▶ _CHALLENGE_: Each entry below should be reproduced character for character.

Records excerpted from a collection
=====

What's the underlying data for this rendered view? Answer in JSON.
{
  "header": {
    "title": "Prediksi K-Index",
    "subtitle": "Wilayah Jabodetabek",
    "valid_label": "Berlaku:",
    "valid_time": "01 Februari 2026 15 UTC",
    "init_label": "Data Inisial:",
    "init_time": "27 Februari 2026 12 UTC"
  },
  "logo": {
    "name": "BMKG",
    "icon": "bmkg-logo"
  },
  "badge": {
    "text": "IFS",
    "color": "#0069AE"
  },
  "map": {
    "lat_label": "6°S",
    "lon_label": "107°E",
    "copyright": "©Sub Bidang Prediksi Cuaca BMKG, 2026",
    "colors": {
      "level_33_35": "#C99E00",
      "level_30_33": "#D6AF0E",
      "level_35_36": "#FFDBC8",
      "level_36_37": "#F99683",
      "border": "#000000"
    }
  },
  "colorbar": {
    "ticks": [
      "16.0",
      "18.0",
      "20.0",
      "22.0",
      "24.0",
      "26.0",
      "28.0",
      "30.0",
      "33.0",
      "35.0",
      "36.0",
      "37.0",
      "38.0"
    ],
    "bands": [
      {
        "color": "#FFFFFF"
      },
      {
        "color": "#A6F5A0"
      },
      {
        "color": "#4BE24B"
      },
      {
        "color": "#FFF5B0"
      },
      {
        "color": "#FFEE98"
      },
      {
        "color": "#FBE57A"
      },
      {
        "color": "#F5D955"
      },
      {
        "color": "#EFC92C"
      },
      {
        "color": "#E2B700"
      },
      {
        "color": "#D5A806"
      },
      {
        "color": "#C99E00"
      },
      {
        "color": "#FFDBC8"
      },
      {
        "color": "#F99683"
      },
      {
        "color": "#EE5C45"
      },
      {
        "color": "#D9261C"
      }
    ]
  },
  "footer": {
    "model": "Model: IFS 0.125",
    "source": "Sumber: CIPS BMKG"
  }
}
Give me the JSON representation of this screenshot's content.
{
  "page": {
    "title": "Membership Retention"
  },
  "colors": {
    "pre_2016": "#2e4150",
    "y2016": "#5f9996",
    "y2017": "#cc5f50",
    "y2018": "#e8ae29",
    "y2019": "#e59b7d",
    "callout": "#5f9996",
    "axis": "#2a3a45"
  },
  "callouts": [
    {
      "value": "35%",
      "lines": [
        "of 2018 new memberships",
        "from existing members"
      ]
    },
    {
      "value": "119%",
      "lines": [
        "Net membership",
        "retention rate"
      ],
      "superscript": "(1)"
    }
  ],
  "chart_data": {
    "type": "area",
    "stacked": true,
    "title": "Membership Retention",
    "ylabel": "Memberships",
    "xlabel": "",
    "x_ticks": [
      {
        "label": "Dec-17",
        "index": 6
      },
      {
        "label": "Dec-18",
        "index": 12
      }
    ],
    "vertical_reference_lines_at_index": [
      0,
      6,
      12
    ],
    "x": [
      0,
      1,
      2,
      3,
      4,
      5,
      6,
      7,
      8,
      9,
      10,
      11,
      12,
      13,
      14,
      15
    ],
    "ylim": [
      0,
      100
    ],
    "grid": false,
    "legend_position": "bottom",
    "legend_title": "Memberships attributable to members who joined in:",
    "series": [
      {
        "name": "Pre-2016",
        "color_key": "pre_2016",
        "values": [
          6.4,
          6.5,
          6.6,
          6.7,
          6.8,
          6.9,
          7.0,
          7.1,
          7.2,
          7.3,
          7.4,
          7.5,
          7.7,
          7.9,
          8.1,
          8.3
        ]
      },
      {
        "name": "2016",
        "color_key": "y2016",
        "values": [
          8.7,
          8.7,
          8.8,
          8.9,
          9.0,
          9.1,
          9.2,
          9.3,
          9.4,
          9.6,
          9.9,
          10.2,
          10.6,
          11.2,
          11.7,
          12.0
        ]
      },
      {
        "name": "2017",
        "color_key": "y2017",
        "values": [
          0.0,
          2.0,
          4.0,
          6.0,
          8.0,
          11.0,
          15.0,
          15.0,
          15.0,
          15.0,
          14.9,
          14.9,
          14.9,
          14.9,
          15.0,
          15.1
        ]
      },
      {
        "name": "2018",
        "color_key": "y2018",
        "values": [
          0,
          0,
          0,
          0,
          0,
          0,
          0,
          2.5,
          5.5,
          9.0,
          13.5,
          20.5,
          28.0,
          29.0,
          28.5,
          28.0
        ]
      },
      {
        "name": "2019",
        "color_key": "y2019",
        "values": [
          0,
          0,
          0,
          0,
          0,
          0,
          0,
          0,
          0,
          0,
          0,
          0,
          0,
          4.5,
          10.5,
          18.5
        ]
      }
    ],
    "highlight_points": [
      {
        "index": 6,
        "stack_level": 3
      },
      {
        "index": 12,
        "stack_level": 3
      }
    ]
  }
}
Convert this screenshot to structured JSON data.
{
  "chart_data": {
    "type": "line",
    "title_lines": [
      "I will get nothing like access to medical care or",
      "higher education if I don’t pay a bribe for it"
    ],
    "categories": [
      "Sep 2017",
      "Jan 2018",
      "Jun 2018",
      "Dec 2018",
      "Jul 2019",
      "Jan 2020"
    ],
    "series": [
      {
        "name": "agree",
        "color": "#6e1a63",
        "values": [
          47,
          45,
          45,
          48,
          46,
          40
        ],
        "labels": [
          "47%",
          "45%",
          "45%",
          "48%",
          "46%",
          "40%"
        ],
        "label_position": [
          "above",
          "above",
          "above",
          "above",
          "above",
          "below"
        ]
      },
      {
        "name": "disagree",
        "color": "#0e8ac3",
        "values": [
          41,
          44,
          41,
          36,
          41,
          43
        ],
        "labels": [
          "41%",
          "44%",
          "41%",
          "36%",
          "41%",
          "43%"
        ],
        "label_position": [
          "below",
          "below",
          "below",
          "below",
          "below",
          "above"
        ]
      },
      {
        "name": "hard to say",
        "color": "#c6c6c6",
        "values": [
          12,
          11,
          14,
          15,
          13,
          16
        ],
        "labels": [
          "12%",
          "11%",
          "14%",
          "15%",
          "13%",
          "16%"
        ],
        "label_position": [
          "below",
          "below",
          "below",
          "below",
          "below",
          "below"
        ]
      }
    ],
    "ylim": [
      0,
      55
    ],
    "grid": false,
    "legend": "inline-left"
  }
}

=====

▶ _SOLUTION FOR THIS PROBLEM_:
What's the underlying data for this rendered view? Answer in JSON.
{
  "header": {
    "title": "Prediksi K-Index",
    "subtitle": "Wilayah Jabodetabek",
    "valid_label": "Berlaku:",
    "valid_time": "01 Februari 2026 15 UTC",
    "init_label": "Data Inisial:",
    "init_time": "27 Februari 2026 12 UTC"
  },
  "logo": {
    "name": "BMKG",
    "icon": "bmkg-logo"
  },
  "badge": {
    "text": "IFS",
    "color": "#0069AE"
  },
  "map": {
    "lat_label": "6°S",
    "lon_label": "107°E",
    "copyright": "©Sub Bidang Prediksi Cuaca BMKG, 2026",
    "colors": {
      "level_33_35": "#C99E00",
      "level_30_33": "#D6AF0E",
      "level_35_36": "#FFDBC8",
      "level_36_37": "#F99683",
      "border": "#000000"
    }
  },
  "colorbar": {
    "ticks": [
      "16.0",
      "18.0",
      "20.0",
      "22.0",
      "24.0",
      "26.0",
      "28.0",
      "30.0",
      "33.0",
      "35.0",
      "36.0",
      "37.0",
      "38.0"
    ],
    "bands": [
      {
        "color": "#FFFFFF"
      },
      {
        "color": "#A6F5A0"
      },
      {
        "color": "#4BE24B"
      },
      {
        "color": "#FFF5B0"
      },
      {
        "color": "#FFEE98"
      },
      {
        "color": "#FBE57A"
      },
      {
        "color": "#F5D955"
      },
      {
        "color": "#EFC92C"
      },
      {
        "color": "#E2B700"
      },
      {
        "color": "#D5A806"
      },
      {
        "color": "#C99E00"
      },
      {
        "color": "#FFDBC8"
      },
      {
        "color": "#F99683"
      },
      {
        "color": "#EE5C45"
      },
      {
        "color": "#D9261C"
      }
    ]
  },
  "footer": {
    "model": "Model: IFS 0.125",
    "source": "Sumber: CIPS BMKG"
  }
}
Give me the JSON representation of this screenshot's content.
{
  "page": {
    "title": "Membership Retention"
  },
  "colors": {
    "pre_2016": "#2e4150",
    "y2016": "#5f9996",
    "y2017": "#cc5f50",
    "y2018": "#e8ae29",
    "y2019": "#e59b7d",
    "callout": "#5f9996",
    "axis": "#2a3a45"
  },
  "callouts": [
    {
      "value": "35%",
      "lines": [
        "of 2018 new memberships",
        "from existing members"
      ]
    },
    {
      "value": "119%",
      "lines": [
        "Net membership",
        "retention rate"
      ],
      "superscript": "(1)"
    }
  ],
  "chart_data": {
    "type": "area",
    "stacked": true,
    "title": "Membership Retention",
    "ylabel": "Memberships",
    "xlabel": "",
    "x_ticks": [
      {
        "label": "Dec-17",
        "index": 6
      },
      {
        "label": "Dec-18",
        "index": 12
      }
    ],
    "vertical_reference_lines_at_index": [
      0,
      6,
      12
    ],
    "x": [
      0,
      1,
      2,
      3,
      4,
      5,
      6,
      7,
      8,
      9,
      10,
      11,
      12,
      13,
      14,
      15
    ],
    "ylim": [
      0,
      100
    ],
    "grid": false,
    "legend_position": "bottom",
    "legend_title": "Memberships attributable to members who joined in:",
    "series": [
      {
        "name": "Pre-2016",
        "color_key": "pre_2016",
        "values": [
          6.4,
          6.5,
          6.6,
          6.7,
          6.8,
          6.9,
          7.0,
          7.1,
          7.2,
          7.3,
          7.4,
          7.5,
          7.7,
          7.9,
          8.1,
          8.3
        ]
      },
      {
        "name": "2016",
        "color_key": "y2016",
        "values": [
          8.7,
          8.7,
          8.8,
          8.9,
          9.0,
          9.1,
          9.2,
          9.3,
          9.4,
          9.6,
          9.9,
          10.2,
          10.6,
          11.2,
          11.7,
          12.0
        ]
      },
      {
        "name": "2017",
        "color_key": "y2017",
        "values": [
          0.0,
          2.0,
          4.0,
          6.0,
          8.0,
          11.0,
          15.0,
          15.0,
          15.0,
          15.0,
          14.9,
          14.9,
          14.9,
          14.9,
          15.0,
          15.1
        ]
      },
      {
        "name": "2018",
        "color_key": "y2018",
        "values": [
          0,
          0,
          0,
          0,
          0,
          0,
          0,
          2.5,
          5.5,
          9.0,
          13.5,
          20.5,
          28.0,
          29.0,
          28.5,
          28.0
        ]
      },
      {
        "name": "2019",
        "color_key": "y2019",
        "values": [
          0,
          0,
          0,
          0,
          0,
          0,
          0,
          0,
          0,
          0,
          0,
          0,
          0,
          4.5,
          10.5,
          18.5
        ]
      }
    ],
    "highlight_points": [
      {
        "index": 6,
        "stack_level": 3
      },
      {
        "index": 12,
        "stack_level": 3
      }
    ]
  }
}
Convert this screenshot to structured JSON data.
{
  "chart_data": {
    "type": "line",
    "title_lines": [
      "I will get nothing like access to medical care or",
      "higher education if I don’t pay a bribe for it"
    ],
    "categories": [
      "Sep 2017",
      "Jan 2018",
      "Jun 2018",
      "Dec 2018",
      "Jul 2019",
      "Jan 2020"
    ],
    "series": [
      {
        "name": "agree",
        "color": "#6e1a63",
        "values": [
          47,
          45,
          45,
          48,
          46,
          40
        ],
        "labels": [
          "47%",
          "45%",
          "45%",
          "48%",
          "46%",
          "40%"
        ],
        "label_position": [
          "above",
          "above",
          "above",
          "above",
          "above",
          "below"
        ]
      },
      {
        "name": "disagree",
        "color": "#0e8ac3",
        "values": [
          41,
          44,
          41,
          36,
          41,
          43
        ],
        "labels": [
          "41%",
          "44%",
          "41%",
          "36%",
          "41%",
          "43%"
        ],
        "label_position": [
          "below",
          "below",
          "below",
          "below",
          "below",
          "above"
        ]
      },
      {
        "name": "hard to say",
        "color": "#c6c6c6",
        "values": [
          12,
          11,
          14,
          15,
          13,
          16
        ],
        "labels": [
          "12%",
          "11%",
          "14%",
          "15%",
          "13%",
          "16%"
        ],
        "label_position": [
          "below",
          "below",
          "below",
          "below",
          "below",
          "below"
        ]
      }
    ],
    "ylim": [
      0,
      55
    ],
    "grid": false,
    "legend": "inline-left"
  }
}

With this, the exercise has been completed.